Extracted information
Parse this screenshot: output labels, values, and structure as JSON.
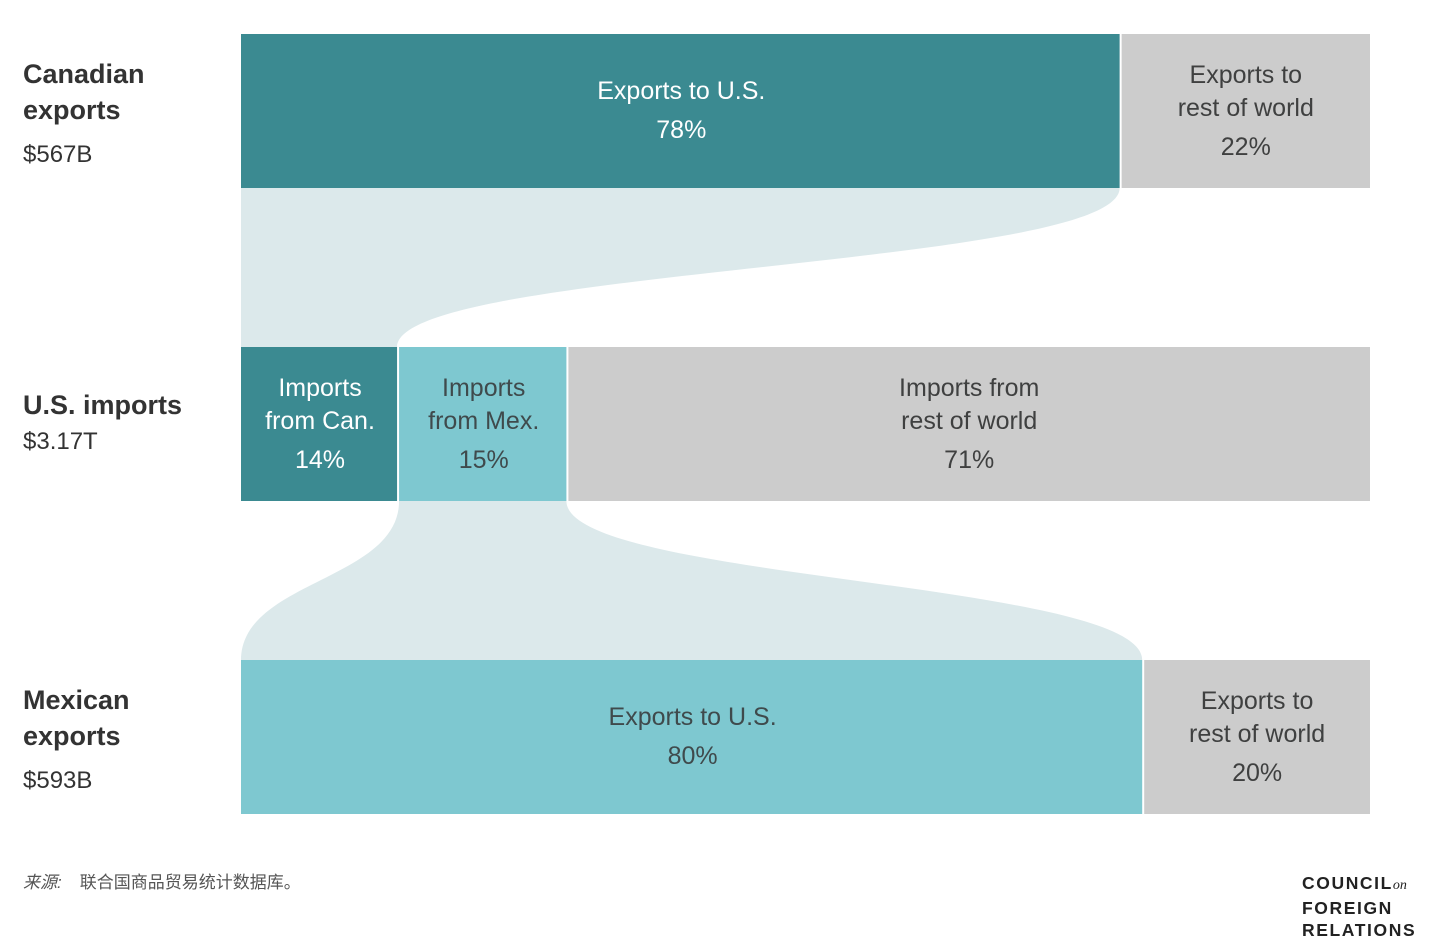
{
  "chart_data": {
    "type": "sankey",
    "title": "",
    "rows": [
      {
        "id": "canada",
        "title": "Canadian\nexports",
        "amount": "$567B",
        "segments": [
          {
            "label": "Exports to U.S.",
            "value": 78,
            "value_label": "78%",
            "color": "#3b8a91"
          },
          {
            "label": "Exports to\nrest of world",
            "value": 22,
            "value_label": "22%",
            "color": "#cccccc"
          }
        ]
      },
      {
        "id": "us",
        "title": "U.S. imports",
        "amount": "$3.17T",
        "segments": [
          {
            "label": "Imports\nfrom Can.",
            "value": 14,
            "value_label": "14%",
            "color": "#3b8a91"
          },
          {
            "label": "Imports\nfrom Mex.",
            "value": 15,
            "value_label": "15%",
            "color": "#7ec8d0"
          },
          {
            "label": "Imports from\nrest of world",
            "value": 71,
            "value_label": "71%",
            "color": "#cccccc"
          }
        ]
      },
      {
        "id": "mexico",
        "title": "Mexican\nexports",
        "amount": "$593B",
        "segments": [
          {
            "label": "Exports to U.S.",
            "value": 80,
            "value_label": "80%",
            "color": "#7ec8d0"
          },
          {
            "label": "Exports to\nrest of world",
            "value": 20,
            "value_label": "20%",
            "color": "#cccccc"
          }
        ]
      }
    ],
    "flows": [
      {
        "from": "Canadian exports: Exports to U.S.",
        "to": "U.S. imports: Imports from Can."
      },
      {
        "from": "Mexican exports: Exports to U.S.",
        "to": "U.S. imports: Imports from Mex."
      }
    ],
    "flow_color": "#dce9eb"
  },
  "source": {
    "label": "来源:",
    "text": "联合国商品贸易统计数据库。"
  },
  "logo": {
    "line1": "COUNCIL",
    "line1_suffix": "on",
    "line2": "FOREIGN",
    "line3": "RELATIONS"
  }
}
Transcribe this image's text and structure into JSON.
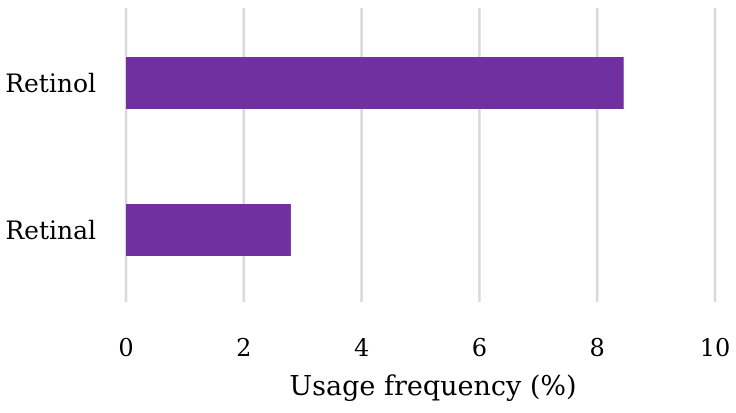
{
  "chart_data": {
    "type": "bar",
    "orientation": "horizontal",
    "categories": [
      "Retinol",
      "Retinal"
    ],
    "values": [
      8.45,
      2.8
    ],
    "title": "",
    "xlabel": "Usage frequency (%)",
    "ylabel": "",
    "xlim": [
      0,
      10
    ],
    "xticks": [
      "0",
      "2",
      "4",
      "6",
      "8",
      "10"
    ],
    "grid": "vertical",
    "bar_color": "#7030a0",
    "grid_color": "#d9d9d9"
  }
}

What is being asked
Transcribe the records above exactly, omitting every picture they contain.

Response to the task
Parse this screenshot: output labels, values, and structure as JSON.
{
  "chart_data": {
    "type": "sankey",
    "title": "",
    "rows": [
      {
        "id": "canada",
        "title": "Canadian\nexports",
        "amount": "$567B",
        "segments": [
          {
            "label": "Exports to U.S.",
            "value": 78,
            "value_label": "78%",
            "color": "#3b8a91"
          },
          {
            "label": "Exports to\nrest of world",
            "value": 22,
            "value_label": "22%",
            "color": "#cccccc"
          }
        ]
      },
      {
        "id": "us",
        "title": "U.S. imports",
        "amount": "$3.17T",
        "segments": [
          {
            "label": "Imports\nfrom Can.",
            "value": 14,
            "value_label": "14%",
            "color": "#3b8a91"
          },
          {
            "label": "Imports\nfrom Mex.",
            "value": 15,
            "value_label": "15%",
            "color": "#7ec8d0"
          },
          {
            "label": "Imports from\nrest of world",
            "value": 71,
            "value_label": "71%",
            "color": "#cccccc"
          }
        ]
      },
      {
        "id": "mexico",
        "title": "Mexican\nexports",
        "amount": "$593B",
        "segments": [
          {
            "label": "Exports to U.S.",
            "value": 80,
            "value_label": "80%",
            "color": "#7ec8d0"
          },
          {
            "label": "Exports to\nrest of world",
            "value": 20,
            "value_label": "20%",
            "color": "#cccccc"
          }
        ]
      }
    ],
    "flows": [
      {
        "from": "Canadian exports: Exports to U.S.",
        "to": "U.S. imports: Imports from Can."
      },
      {
        "from": "Mexican exports: Exports to U.S.",
        "to": "U.S. imports: Imports from Mex."
      }
    ],
    "flow_color": "#dce9eb"
  },
  "source": {
    "label": "来源:",
    "text": "联合国商品贸易统计数据库。"
  },
  "logo": {
    "line1": "COUNCIL",
    "line1_suffix": "on",
    "line2": "FOREIGN",
    "line3": "RELATIONS"
  }
}
Transcribe this image's text and structure into JSON.
{
  "chart_data": {
    "type": "bar",
    "orientation": "horizontal",
    "categories": [
      "Retinol",
      "Retinal"
    ],
    "values": [
      8.45,
      2.8
    ],
    "title": "",
    "xlabel": "Usage frequency (%)",
    "ylabel": "",
    "xlim": [
      0,
      10
    ],
    "xticks": [
      "0",
      "2",
      "4",
      "6",
      "8",
      "10"
    ],
    "grid": "vertical",
    "bar_color": "#7030a0",
    "grid_color": "#d9d9d9"
  }
}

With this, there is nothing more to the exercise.